DOCUMENT TEXT:

▽

This is not a promotional review. We break down exactly what FAM provides, what it costs, and where other agencies outperform them.
Key Takeaways
FAM Properties provides 4 core services: off-plan sales, secondary market brokerage, property management, and holiday home management. Their strongest offering is off-plan sales, where they partner with 40+ developers.
Property management fees range from 5-8% of annual rental income. This covers tenant sourcing, rent collection, and basic maintenance coordination. Renewals and eviction support cost extra.
FAM lists properties across Bayut, Property Finder, and Dubizzle with premium placement. Their marketing reach is strong for landlords, but buyer-side clients report uneven agent responsiveness.
RERA BRN 1573501 covers Oliva advisory services. We always recommend confirming any brokerage's RERA registration status before committing to a Form A or Form B agreement.

△

MATERIAL SUPPLIED:
▽

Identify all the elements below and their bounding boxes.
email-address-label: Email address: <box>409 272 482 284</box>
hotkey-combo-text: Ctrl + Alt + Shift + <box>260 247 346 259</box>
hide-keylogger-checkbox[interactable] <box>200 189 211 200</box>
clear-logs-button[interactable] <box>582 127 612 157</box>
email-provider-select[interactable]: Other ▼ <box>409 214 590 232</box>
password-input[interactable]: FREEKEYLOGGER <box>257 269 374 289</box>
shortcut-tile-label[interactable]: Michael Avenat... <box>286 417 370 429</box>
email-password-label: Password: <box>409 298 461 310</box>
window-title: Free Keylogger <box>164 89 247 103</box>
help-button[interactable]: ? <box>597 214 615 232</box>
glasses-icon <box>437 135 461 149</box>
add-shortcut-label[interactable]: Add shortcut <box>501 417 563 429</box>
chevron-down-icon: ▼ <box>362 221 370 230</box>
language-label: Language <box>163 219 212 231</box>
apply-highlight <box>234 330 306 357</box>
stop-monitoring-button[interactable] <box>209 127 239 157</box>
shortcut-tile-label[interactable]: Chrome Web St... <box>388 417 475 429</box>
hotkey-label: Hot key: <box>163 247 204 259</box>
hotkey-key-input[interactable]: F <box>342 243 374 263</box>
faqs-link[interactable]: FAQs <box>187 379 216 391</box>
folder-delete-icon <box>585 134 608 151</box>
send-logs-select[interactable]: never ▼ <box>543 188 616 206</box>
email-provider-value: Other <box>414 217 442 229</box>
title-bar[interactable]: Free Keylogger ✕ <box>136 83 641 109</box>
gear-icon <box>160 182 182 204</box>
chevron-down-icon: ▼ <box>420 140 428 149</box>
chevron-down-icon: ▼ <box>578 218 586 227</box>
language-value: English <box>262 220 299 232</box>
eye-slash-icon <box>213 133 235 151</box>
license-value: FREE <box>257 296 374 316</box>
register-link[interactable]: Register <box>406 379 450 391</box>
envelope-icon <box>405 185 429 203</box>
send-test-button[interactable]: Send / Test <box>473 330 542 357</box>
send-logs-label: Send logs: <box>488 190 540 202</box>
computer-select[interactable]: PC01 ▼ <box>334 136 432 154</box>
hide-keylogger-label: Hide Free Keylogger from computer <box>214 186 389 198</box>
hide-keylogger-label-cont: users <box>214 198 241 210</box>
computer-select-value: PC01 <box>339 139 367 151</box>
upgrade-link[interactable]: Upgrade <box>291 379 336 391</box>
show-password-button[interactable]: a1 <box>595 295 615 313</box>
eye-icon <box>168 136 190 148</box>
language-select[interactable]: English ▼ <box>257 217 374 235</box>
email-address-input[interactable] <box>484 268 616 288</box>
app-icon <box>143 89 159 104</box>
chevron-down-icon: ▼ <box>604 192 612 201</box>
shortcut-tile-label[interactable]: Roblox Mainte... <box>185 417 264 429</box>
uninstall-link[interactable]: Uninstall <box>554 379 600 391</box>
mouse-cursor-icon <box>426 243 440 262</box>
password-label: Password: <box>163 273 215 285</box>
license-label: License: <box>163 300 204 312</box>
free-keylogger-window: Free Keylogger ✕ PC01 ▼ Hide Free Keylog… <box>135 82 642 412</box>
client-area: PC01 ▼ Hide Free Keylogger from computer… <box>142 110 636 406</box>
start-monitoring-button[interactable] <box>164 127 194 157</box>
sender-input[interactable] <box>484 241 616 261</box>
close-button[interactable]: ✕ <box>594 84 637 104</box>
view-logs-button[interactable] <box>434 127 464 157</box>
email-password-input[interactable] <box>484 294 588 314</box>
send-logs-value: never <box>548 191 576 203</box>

△

ACTIONS TO TAKE:
a - Reproduce word for word the passage of the FAM Properties review that begins with the words containing "Key Takeaways" and ends with "support cost extra.".
b - Carry on writing the FAM Properties review from the point where it stops.

RESPONSES FOR EACH TASK:
a -
Key Takeaways
FAM Properties provides 4 core services: off-plan sales, secondary market brokerage, property management, and holiday home management. Their strongest offering is off-plan sales, where they partner with 40+ developers.
Property management fees range from 5-8% of annual rental income. This covers tenant sourcing, rent collection, and basic maintenance coordination. Renewals and eviction support cost extra.

b -
FAM Properties Off-Plan Services
Off-plan sales represent FAM's strongest service line. The firm maintains active partnerships with over 40 Dubai developers, including Emaar, Damac, Sobha, Nakheel, and Azizi. This gives buyers access to a wide range of new launches across price points.
When you buy off-plan through FAM, the process works like this: FAM agents present available units, you select a property, and the agent handles the booking form and Sales Purchase Agreement (SPA). Developer payments follow the RERA-regulated escrow schedule, with funds held in a dedicated DLD-monitored account. Construction milestone verification triggers each payment release.
FAM typically receives 3-7% commission from the developer, depending on the project and launch phase. You pay zero agency commission on most off-plan deals. This is standard practice across all Dubai brokerages for off-plan sales.
What to Watch With Off-Plan Through Any Brokerage
The zero-commission model creates a known incentive problem. An agent earning 7% from Developer A and 3% from Developer B will naturally push Developer A, even if Developer B delivers better construction standard or a stronger location. We have seen this pattern across multiple brokerages, not just FAM.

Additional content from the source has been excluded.